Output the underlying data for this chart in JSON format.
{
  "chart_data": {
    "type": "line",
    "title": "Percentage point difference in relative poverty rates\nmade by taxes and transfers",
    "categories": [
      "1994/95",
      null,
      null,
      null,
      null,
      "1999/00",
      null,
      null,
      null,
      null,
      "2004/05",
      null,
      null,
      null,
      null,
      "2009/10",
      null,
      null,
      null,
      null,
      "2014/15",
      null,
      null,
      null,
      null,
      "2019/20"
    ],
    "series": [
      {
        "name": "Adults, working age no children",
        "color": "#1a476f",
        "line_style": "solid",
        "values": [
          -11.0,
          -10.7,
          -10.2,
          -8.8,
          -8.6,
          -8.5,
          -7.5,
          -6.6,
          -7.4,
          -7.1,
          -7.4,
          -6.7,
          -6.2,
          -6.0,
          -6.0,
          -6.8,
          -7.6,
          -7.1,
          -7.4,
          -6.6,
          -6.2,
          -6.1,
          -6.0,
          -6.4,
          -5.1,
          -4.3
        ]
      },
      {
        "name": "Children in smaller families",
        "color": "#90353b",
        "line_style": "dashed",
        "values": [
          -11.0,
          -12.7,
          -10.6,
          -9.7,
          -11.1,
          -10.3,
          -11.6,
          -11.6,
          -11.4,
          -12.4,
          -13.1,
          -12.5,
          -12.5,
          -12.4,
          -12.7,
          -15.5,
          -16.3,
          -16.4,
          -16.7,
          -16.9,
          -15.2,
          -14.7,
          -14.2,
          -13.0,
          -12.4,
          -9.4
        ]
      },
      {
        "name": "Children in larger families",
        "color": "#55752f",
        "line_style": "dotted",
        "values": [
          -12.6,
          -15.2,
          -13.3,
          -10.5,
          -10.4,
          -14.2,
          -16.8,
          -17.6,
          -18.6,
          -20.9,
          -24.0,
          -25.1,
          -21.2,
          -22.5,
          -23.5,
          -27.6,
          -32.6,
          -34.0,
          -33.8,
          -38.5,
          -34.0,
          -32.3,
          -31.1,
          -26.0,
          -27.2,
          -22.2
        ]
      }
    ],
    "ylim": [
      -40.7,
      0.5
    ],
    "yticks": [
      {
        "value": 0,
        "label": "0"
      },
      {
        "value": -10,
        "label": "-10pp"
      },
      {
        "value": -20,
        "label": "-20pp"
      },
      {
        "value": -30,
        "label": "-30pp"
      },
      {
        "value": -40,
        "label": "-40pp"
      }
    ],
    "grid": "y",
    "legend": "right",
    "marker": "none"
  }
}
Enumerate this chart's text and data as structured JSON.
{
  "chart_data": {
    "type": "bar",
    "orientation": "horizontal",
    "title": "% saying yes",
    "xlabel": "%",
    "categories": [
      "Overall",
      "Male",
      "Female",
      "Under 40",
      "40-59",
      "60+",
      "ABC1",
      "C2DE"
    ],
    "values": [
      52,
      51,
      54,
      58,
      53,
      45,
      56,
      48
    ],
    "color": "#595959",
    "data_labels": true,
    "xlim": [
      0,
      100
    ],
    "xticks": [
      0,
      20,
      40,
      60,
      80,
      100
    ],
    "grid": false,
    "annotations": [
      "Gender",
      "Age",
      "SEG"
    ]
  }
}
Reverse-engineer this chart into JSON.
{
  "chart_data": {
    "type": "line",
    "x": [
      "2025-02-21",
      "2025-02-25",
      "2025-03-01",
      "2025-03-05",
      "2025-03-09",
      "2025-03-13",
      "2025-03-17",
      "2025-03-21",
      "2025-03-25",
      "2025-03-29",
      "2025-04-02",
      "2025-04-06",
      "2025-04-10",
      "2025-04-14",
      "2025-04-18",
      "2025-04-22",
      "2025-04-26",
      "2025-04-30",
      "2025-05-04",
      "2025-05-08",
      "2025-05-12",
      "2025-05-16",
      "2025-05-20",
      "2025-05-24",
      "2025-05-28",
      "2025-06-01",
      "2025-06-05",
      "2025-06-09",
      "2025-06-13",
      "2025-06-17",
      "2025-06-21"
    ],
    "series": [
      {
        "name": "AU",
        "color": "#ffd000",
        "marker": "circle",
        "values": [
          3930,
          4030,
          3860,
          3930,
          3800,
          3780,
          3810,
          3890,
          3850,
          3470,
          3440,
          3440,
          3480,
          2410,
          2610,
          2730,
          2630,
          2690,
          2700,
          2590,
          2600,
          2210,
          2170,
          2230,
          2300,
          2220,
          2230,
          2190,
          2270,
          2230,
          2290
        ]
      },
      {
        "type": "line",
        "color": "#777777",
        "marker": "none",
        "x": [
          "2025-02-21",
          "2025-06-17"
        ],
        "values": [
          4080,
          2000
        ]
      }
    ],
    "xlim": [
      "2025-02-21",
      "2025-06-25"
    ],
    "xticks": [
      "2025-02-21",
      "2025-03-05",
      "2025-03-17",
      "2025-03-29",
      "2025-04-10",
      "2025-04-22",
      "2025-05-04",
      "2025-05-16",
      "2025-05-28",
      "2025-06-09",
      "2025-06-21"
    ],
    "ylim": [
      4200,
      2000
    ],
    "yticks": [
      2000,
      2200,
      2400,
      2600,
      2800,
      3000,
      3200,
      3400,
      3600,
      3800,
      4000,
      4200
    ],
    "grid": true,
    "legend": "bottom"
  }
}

====

Objective
Repeat each record in full; every line must match exactly.

Solution
Output the underlying data for this chart in JSON format.
{
  "chart_data": {
    "type": "line",
    "title": "Percentage point difference in relative poverty rates\nmade by taxes and transfers",
    "categories": [
      "1994/95",
      null,
      null,
      null,
      null,
      "1999/00",
      null,
      null,
      null,
      null,
      "2004/05",
      null,
      null,
      null,
      null,
      "2009/10",
      null,
      null,
      null,
      null,
      "2014/15",
      null,
      null,
      null,
      null,
      "2019/20"
    ],
    "series": [
      {
        "name": "Adults, working age no children",
        "color": "#1a476f",
        "line_style": "solid",
        "values": [
          -11.0,
          -10.7,
          -10.2,
          -8.8,
          -8.6,
          -8.5,
          -7.5,
          -6.6,
          -7.4,
          -7.1,
          -7.4,
          -6.7,
          -6.2,
          -6.0,
          -6.0,
          -6.8,
          -7.6,
          -7.1,
          -7.4,
          -6.6,
          -6.2,
          -6.1,
          -6.0,
          -6.4,
          -5.1,
          -4.3
        ]
      },
      {
        "name": "Children in smaller families",
        "color": "#90353b",
        "line_style": "dashed",
        "values": [
          -11.0,
          -12.7,
          -10.6,
          -9.7,
          -11.1,
          -10.3,
          -11.6,
          -11.6,
          -11.4,
          -12.4,
          -13.1,
          -12.5,
          -12.5,
          -12.4,
          -12.7,
          -15.5,
          -16.3,
          -16.4,
          -16.7,
          -16.9,
          -15.2,
          -14.7,
          -14.2,
          -13.0,
          -12.4,
          -9.4
        ]
      },
      {
        "name": "Children in larger families",
        "color": "#55752f",
        "line_style": "dotted",
        "values": [
          -12.6,
          -15.2,
          -13.3,
          -10.5,
          -10.4,
          -14.2,
          -16.8,
          -17.6,
          -18.6,
          -20.9,
          -24.0,
          -25.1,
          -21.2,
          -22.5,
          -23.5,
          -27.6,
          -32.6,
          -34.0,
          -33.8,
          -38.5,
          -34.0,
          -32.3,
          -31.1,
          -26.0,
          -27.2,
          -22.2
        ]
      }
    ],
    "ylim": [
      -40.7,
      0.5
    ],
    "yticks": [
      {
        "value": 0,
        "label": "0"
      },
      {
        "value": -10,
        "label": "-10pp"
      },
      {
        "value": -20,
        "label": "-20pp"
      },
      {
        "value": -30,
        "label": "-30pp"
      },
      {
        "value": -40,
        "label": "-40pp"
      }
    ],
    "grid": "y",
    "legend": "right",
    "marker": "none"
  }
}
Enumerate this chart's text and data as structured JSON.
{
  "chart_data": {
    "type": "bar",
    "orientation": "horizontal",
    "title": "% saying yes",
    "xlabel": "%",
    "categories": [
      "Overall",
      "Male",
      "Female",
      "Under 40",
      "40-59",
      "60+",
      "ABC1",
      "C2DE"
    ],
    "values": [
      52,
      51,
      54,
      58,
      53,
      45,
      56,
      48
    ],
    "color": "#595959",
    "data_labels": true,
    "xlim": [
      0,
      100
    ],
    "xticks": [
      0,
      20,
      40,
      60,
      80,
      100
    ],
    "grid": false,
    "annotations": [
      "Gender",
      "Age",
      "SEG"
    ]
  }
}
Reverse-engineer this chart into JSON.
{
  "chart_data": {
    "type": "line",
    "x": [
      "2025-02-21",
      "2025-02-25",
      "2025-03-01",
      "2025-03-05",
      "2025-03-09",
      "2025-03-13",
      "2025-03-17",
      "2025-03-21",
      "2025-03-25",
      "2025-03-29",
      "2025-04-02",
      "2025-04-06",
      "2025-04-10",
      "2025-04-14",
      "2025-04-18",
      "2025-04-22",
      "2025-04-26",
      "2025-04-30",
      "2025-05-04",
      "2025-05-08",
      "2025-05-12",
      "2025-05-16",
      "2025-05-20",
      "2025-05-24",
      "2025-05-28",
      "2025-06-01",
      "2025-06-05",
      "2025-06-09",
      "2025-06-13",
      "2025-06-17",
      "2025-06-21"
    ],
    "series": [
      {
        "name": "AU",
        "color": "#ffd000",
        "marker": "circle",
        "values": [
          3930,
          4030,
          3860,
          3930,
          3800,
          3780,
          3810,
          3890,
          3850,
          3470,
          3440,
          3440,
          3480,
          2410,
          2610,
          2730,
          2630,
          2690,
          2700,
          2590,
          2600,
          2210,
          2170,
          2230,
          2300,
          2220,
          2230,
          2190,
          2270,
          2230,
          2290
        ]
      },
      {
        "type": "line",
        "color": "#777777",
        "marker": "none",
        "x": [
          "2025-02-21",
          "2025-06-17"
        ],
        "values": [
          4080,
          2000
        ]
      }
    ],
    "xlim": [
      "2025-02-21",
      "2025-06-25"
    ],
    "xticks": [
      "2025-02-21",
      "2025-03-05",
      "2025-03-17",
      "2025-03-29",
      "2025-04-10",
      "2025-04-22",
      "2025-05-04",
      "2025-05-16",
      "2025-05-28",
      "2025-06-09",
      "2025-06-21"
    ],
    "ylim": [
      4200,
      2000
    ],
    "yticks": [
      2000,
      2200,
      2400,
      2600,
      2800,
      3000,
      3200,
      3400,
      3600,
      3800,
      4000,
      4200
    ],
    "grid": true,
    "legend": "bottom"
  }
}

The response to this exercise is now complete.